Data entries:
++++
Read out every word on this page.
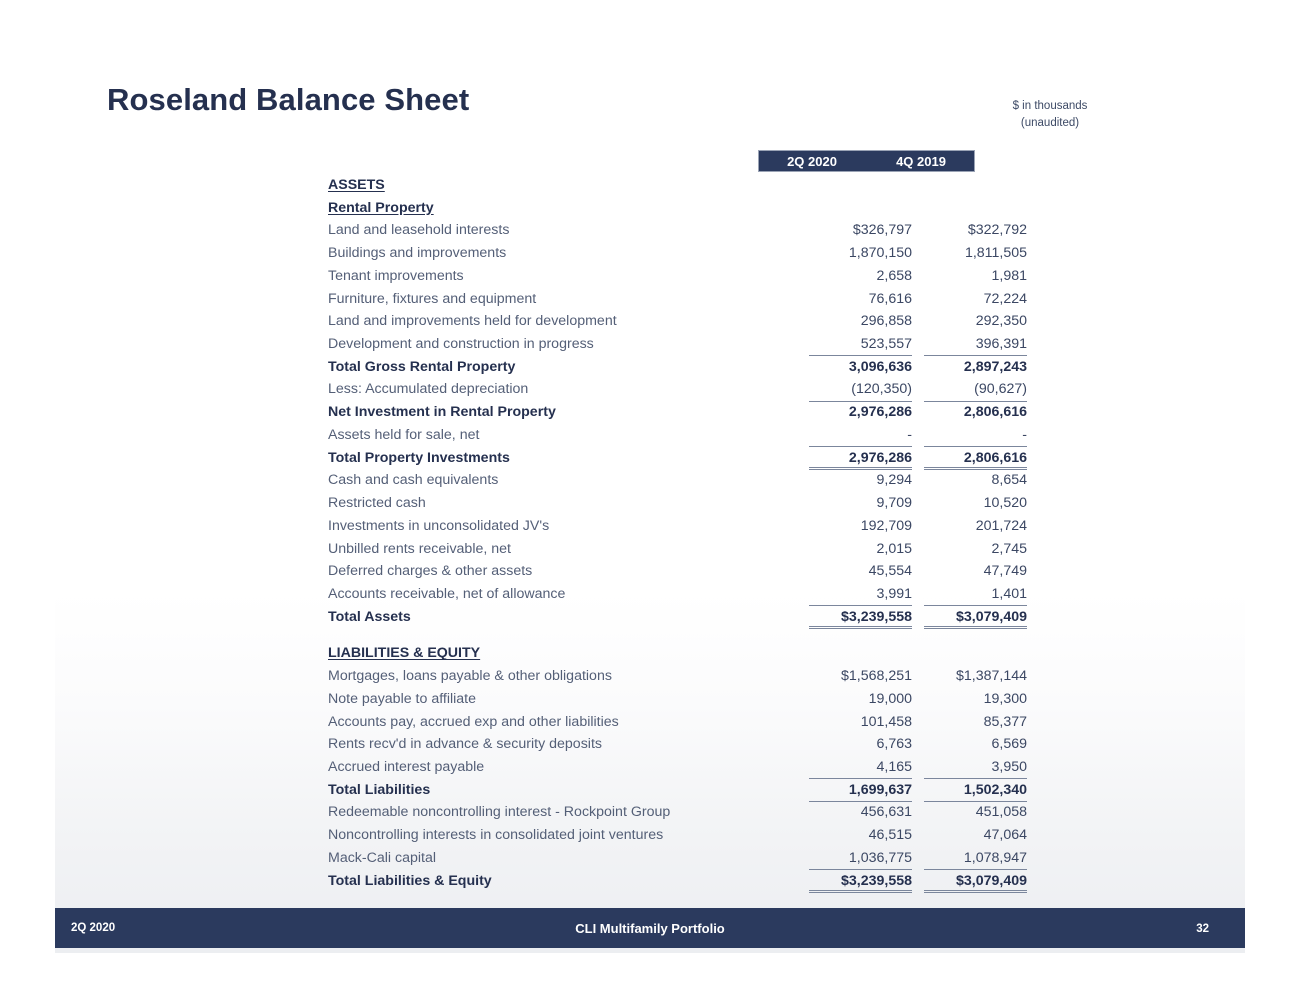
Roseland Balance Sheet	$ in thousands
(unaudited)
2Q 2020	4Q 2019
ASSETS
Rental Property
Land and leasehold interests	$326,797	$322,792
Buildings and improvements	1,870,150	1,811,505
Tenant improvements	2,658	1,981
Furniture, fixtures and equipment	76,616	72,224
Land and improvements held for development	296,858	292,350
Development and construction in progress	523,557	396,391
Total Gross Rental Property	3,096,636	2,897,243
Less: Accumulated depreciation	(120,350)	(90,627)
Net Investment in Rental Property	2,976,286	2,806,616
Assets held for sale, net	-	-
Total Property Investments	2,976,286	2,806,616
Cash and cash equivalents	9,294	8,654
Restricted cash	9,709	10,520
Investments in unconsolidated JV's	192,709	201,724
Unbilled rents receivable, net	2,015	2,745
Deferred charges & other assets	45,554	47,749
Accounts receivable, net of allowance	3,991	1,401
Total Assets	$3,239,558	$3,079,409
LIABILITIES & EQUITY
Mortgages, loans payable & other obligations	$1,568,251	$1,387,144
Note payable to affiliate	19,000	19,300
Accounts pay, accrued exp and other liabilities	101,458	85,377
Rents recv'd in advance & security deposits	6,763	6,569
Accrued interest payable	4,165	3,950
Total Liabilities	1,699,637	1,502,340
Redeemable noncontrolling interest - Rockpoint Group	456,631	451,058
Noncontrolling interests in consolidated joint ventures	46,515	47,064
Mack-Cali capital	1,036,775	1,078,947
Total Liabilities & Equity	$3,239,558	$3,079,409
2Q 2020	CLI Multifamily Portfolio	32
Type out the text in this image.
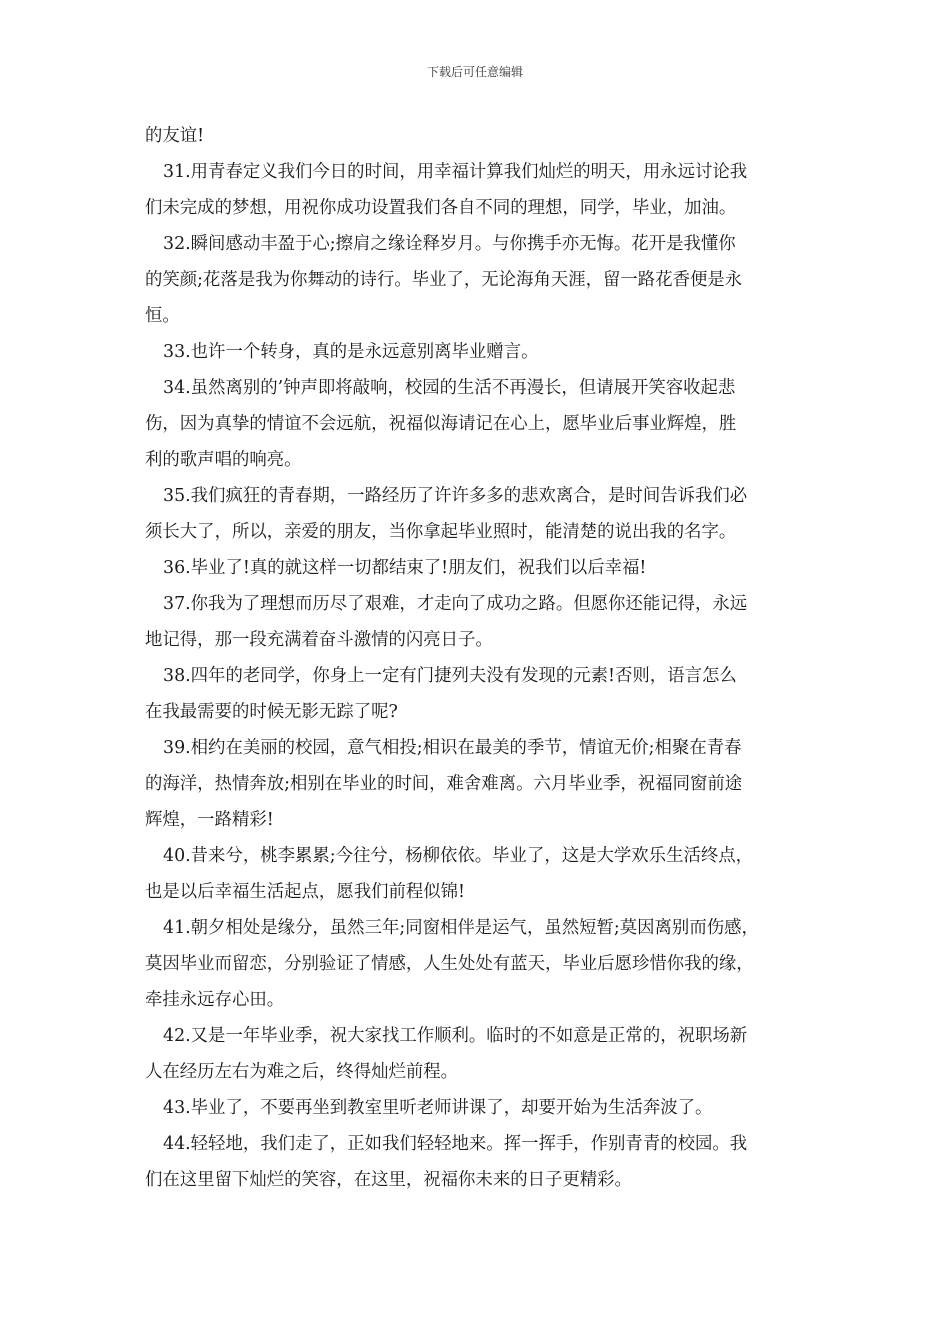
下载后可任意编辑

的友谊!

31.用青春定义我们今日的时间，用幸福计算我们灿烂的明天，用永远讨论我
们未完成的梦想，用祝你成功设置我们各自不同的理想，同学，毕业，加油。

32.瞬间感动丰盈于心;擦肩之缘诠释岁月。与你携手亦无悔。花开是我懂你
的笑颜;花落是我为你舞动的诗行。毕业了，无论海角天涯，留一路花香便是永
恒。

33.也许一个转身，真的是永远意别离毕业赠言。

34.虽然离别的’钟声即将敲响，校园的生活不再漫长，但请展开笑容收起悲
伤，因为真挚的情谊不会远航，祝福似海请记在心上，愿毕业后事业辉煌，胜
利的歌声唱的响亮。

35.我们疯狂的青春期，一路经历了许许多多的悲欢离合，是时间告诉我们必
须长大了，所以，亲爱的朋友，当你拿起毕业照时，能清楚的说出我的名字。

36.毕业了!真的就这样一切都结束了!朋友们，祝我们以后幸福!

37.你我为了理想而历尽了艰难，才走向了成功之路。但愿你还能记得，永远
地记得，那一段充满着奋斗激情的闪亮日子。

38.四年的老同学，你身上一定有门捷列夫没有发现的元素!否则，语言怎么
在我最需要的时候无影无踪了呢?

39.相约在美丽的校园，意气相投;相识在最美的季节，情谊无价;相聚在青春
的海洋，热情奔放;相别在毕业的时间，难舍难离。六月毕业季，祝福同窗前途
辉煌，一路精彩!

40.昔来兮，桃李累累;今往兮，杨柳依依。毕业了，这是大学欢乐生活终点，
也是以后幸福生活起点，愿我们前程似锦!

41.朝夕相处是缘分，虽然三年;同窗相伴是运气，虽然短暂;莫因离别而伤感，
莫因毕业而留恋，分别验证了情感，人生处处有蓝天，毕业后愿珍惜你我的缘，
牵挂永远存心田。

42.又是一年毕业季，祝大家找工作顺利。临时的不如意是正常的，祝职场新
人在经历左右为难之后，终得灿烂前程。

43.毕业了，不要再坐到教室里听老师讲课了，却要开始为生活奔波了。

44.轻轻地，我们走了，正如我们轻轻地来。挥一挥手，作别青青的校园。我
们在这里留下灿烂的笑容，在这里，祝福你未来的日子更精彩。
++++
What the task requires:
Print, exactly and only, the lines running from the line with "Type out the text in this image." through the last line of the data, including both. Skip any picture.

Answer to this problem:
Type out the text in this image.
下载后可任意编辑

的友谊!

31.用青春定义我们今日的时间，用幸福计算我们灿烂的明天，用永远讨论我
们未完成的梦想，用祝你成功设置我们各自不同的理想，同学，毕业，加油。

32.瞬间感动丰盈于心;擦肩之缘诠释岁月。与你携手亦无悔。花开是我懂你
的笑颜;花落是我为你舞动的诗行。毕业了，无论海角天涯，留一路花香便是永
恒。

33.也许一个转身，真的是永远意别离毕业赠言。

34.虽然离别的’钟声即将敲响，校园的生活不再漫长，但请展开笑容收起悲
伤，因为真挚的情谊不会远航，祝福似海请记在心上，愿毕业后事业辉煌，胜
利的歌声唱的响亮。

35.我们疯狂的青春期，一路经历了许许多多的悲欢离合，是时间告诉我们必
须长大了，所以，亲爱的朋友，当你拿起毕业照时，能清楚的说出我的名字。

36.毕业了!真的就这样一切都结束了!朋友们，祝我们以后幸福!

37.你我为了理想而历尽了艰难，才走向了成功之路。但愿你还能记得，永远
地记得，那一段充满着奋斗激情的闪亮日子。

38.四年的老同学，你身上一定有门捷列夫没有发现的元素!否则，语言怎么
在我最需要的时候无影无踪了呢?

39.相约在美丽的校园，意气相投;相识在最美的季节，情谊无价;相聚在青春
的海洋，热情奔放;相别在毕业的时间，难舍难离。六月毕业季，祝福同窗前途
辉煌，一路精彩!

40.昔来兮，桃李累累;今往兮，杨柳依依。毕业了，这是大学欢乐生活终点，
也是以后幸福生活起点，愿我们前程似锦!

41.朝夕相处是缘分，虽然三年;同窗相伴是运气，虽然短暂;莫因离别而伤感，
莫因毕业而留恋，分别验证了情感，人生处处有蓝天，毕业后愿珍惜你我的缘，
牵挂永远存心田。

42.又是一年毕业季，祝大家找工作顺利。临时的不如意是正常的，祝职场新
人在经历左右为难之后，终得灿烂前程。

43.毕业了，不要再坐到教室里听老师讲课了，却要开始为生活奔波了。

44.轻轻地，我们走了，正如我们轻轻地来。挥一挥手，作别青青的校园。我
们在这里留下灿烂的笑容，在这里，祝福你未来的日子更精彩。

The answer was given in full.